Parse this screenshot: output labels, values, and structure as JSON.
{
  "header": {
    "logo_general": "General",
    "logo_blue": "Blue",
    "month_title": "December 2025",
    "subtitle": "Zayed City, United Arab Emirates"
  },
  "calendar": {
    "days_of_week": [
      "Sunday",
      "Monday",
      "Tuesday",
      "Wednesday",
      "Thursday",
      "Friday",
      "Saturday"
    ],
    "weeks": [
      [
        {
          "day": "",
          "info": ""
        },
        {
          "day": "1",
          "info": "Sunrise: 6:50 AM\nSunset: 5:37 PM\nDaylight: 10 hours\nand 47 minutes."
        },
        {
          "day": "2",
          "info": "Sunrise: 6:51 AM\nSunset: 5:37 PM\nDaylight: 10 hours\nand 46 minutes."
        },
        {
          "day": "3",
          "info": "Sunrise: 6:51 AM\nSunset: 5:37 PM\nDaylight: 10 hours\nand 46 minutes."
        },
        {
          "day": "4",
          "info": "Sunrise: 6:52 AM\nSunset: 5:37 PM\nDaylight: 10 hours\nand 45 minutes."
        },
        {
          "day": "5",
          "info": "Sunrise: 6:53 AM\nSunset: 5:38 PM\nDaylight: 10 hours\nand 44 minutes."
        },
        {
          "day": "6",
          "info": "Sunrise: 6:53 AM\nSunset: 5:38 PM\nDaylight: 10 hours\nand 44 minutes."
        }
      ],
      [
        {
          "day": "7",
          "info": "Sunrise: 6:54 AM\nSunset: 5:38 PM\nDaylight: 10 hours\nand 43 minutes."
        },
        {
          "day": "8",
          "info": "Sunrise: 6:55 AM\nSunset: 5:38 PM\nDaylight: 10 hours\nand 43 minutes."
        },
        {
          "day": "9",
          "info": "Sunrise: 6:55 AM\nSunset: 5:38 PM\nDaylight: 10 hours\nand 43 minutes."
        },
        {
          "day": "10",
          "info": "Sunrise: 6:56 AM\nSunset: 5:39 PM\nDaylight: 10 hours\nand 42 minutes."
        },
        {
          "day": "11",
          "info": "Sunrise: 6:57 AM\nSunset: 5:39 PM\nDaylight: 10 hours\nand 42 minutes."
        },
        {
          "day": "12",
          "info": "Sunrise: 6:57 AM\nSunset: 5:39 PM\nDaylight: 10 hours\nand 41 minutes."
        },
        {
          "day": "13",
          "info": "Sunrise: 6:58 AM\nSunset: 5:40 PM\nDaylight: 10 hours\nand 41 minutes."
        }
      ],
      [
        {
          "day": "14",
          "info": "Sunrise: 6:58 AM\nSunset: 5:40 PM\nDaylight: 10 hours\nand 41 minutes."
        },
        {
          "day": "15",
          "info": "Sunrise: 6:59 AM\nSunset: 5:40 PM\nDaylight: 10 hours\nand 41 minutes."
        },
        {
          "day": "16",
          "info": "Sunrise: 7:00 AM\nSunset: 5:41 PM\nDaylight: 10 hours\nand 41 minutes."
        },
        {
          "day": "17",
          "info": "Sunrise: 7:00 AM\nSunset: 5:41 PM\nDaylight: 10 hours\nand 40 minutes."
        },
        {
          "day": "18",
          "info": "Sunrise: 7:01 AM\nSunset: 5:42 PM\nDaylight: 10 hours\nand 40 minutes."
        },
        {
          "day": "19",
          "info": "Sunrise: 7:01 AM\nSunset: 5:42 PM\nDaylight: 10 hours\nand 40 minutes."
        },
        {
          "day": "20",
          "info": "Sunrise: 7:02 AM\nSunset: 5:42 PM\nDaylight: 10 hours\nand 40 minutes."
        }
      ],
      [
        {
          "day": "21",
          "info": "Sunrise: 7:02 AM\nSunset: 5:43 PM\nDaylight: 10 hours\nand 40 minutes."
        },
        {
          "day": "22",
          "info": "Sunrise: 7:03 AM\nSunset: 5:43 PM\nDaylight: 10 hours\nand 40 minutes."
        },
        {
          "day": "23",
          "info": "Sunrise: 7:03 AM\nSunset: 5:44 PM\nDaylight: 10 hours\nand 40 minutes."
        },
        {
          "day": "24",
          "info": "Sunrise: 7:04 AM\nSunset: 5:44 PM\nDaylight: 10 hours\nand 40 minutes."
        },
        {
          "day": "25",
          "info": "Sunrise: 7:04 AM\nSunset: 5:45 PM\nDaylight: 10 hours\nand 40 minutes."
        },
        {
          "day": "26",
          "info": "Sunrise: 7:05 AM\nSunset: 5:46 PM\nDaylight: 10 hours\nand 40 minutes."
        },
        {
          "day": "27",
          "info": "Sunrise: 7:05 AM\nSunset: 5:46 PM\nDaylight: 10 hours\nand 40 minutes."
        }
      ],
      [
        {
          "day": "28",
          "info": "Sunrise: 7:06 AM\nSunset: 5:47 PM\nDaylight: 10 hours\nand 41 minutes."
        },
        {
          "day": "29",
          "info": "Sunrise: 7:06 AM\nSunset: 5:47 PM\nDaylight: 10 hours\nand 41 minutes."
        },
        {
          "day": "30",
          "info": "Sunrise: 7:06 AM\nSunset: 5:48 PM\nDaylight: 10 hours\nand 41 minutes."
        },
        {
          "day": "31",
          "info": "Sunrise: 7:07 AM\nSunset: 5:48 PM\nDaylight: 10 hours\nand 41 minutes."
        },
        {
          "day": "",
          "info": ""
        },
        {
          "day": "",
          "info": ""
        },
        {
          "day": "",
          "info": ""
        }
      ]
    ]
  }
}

****

__REQUIREMENTS__: Write out the full set of records exactly as given.

__SOLUTION__:
Parse this screenshot: output labels, values, and structure as JSON.
{
  "header": {
    "logo_general": "General",
    "logo_blue": "Blue",
    "month_title": "December 2025",
    "subtitle": "Zayed City, United Arab Emirates"
  },
  "calendar": {
    "days_of_week": [
      "Sunday",
      "Monday",
      "Tuesday",
      "Wednesday",
      "Thursday",
      "Friday",
      "Saturday"
    ],
    "weeks": [
      [
        {
          "day": "",
          "info": ""
        },
        {
          "day": "1",
          "info": "Sunrise: 6:50 AM\nSunset: 5:37 PM\nDaylight: 10 hours\nand 47 minutes."
        },
        {
          "day": "2",
          "info": "Sunrise: 6:51 AM\nSunset: 5:37 PM\nDaylight: 10 hours\nand 46 minutes."
        },
        {
          "day": "3",
          "info": "Sunrise: 6:51 AM\nSunset: 5:37 PM\nDaylight: 10 hours\nand 46 minutes."
        },
        {
          "day": "4",
          "info": "Sunrise: 6:52 AM\nSunset: 5:37 PM\nDaylight: 10 hours\nand 45 minutes."
        },
        {
          "day": "5",
          "info": "Sunrise: 6:53 AM\nSunset: 5:38 PM\nDaylight: 10 hours\nand 44 minutes."
        },
        {
          "day": "6",
          "info": "Sunrise: 6:53 AM\nSunset: 5:38 PM\nDaylight: 10 hours\nand 44 minutes."
        }
      ],
      [
        {
          "day": "7",
          "info": "Sunrise: 6:54 AM\nSunset: 5:38 PM\nDaylight: 10 hours\nand 43 minutes."
        },
        {
          "day": "8",
          "info": "Sunrise: 6:55 AM\nSunset: 5:38 PM\nDaylight: 10 hours\nand 43 minutes."
        },
        {
          "day": "9",
          "info": "Sunrise: 6:55 AM\nSunset: 5:38 PM\nDaylight: 10 hours\nand 43 minutes."
        },
        {
          "day": "10",
          "info": "Sunrise: 6:56 AM\nSunset: 5:39 PM\nDaylight: 10 hours\nand 42 minutes."
        },
        {
          "day": "11",
          "info": "Sunrise: 6:57 AM\nSunset: 5:39 PM\nDaylight: 10 hours\nand 42 minutes."
        },
        {
          "day": "12",
          "info": "Sunrise: 6:57 AM\nSunset: 5:39 PM\nDaylight: 10 hours\nand 41 minutes."
        },
        {
          "day": "13",
          "info": "Sunrise: 6:58 AM\nSunset: 5:40 PM\nDaylight: 10 hours\nand 41 minutes."
        }
      ],
      [
        {
          "day": "14",
          "info": "Sunrise: 6:58 AM\nSunset: 5:40 PM\nDaylight: 10 hours\nand 41 minutes."
        },
        {
          "day": "15",
          "info": "Sunrise: 6:59 AM\nSunset: 5:40 PM\nDaylight: 10 hours\nand 41 minutes."
        },
        {
          "day": "16",
          "info": "Sunrise: 7:00 AM\nSunset: 5:41 PM\nDaylight: 10 hours\nand 41 minutes."
        },
        {
          "day": "17",
          "info": "Sunrise: 7:00 AM\nSunset: 5:41 PM\nDaylight: 10 hours\nand 40 minutes."
        },
        {
          "day": "18",
          "info": "Sunrise: 7:01 AM\nSunset: 5:42 PM\nDaylight: 10 hours\nand 40 minutes."
        },
        {
          "day": "19",
          "info": "Sunrise: 7:01 AM\nSunset: 5:42 PM\nDaylight: 10 hours\nand 40 minutes."
        },
        {
          "day": "20",
          "info": "Sunrise: 7:02 AM\nSunset: 5:42 PM\nDaylight: 10 hours\nand 40 minutes."
        }
      ],
      [
        {
          "day": "21",
          "info": "Sunrise: 7:02 AM\nSunset: 5:43 PM\nDaylight: 10 hours\nand 40 minutes."
        },
        {
          "day": "22",
          "info": "Sunrise: 7:03 AM\nSunset: 5:43 PM\nDaylight: 10 hours\nand 40 minutes."
        },
        {
          "day": "23",
          "info": "Sunrise: 7:03 AM\nSunset: 5:44 PM\nDaylight: 10 hours\nand 40 minutes."
        },
        {
          "day": "24",
          "info": "Sunrise: 7:04 AM\nSunset: 5:44 PM\nDaylight: 10 hours\nand 40 minutes."
        },
        {
          "day": "25",
          "info": "Sunrise: 7:04 AM\nSunset: 5:45 PM\nDaylight: 10 hours\nand 40 minutes."
        },
        {
          "day": "26",
          "info": "Sunrise: 7:05 AM\nSunset: 5:46 PM\nDaylight: 10 hours\nand 40 minutes."
        },
        {
          "day": "27",
          "info": "Sunrise: 7:05 AM\nSunset: 5:46 PM\nDaylight: 10 hours\nand 40 minutes."
        }
      ],
      [
        {
          "day": "28",
          "info": "Sunrise: 7:06 AM\nSunset: 5:47 PM\nDaylight: 10 hours\nand 41 minutes."
        },
        {
          "day": "29",
          "info": "Sunrise: 7:06 AM\nSunset: 5:47 PM\nDaylight: 10 hours\nand 41 minutes."
        },
        {
          "day": "30",
          "info": "Sunrise: 7:06 AM\nSunset: 5:48 PM\nDaylight: 10 hours\nand 41 minutes."
        },
        {
          "day": "31",
          "info": "Sunrise: 7:07 AM\nSunset: 5:48 PM\nDaylight: 10 hours\nand 41 minutes."
        },
        {
          "day": "",
          "info": ""
        },
        {
          "day": "",
          "info": ""
        },
        {
          "day": "",
          "info": ""
        }
      ]
    ]
  }
}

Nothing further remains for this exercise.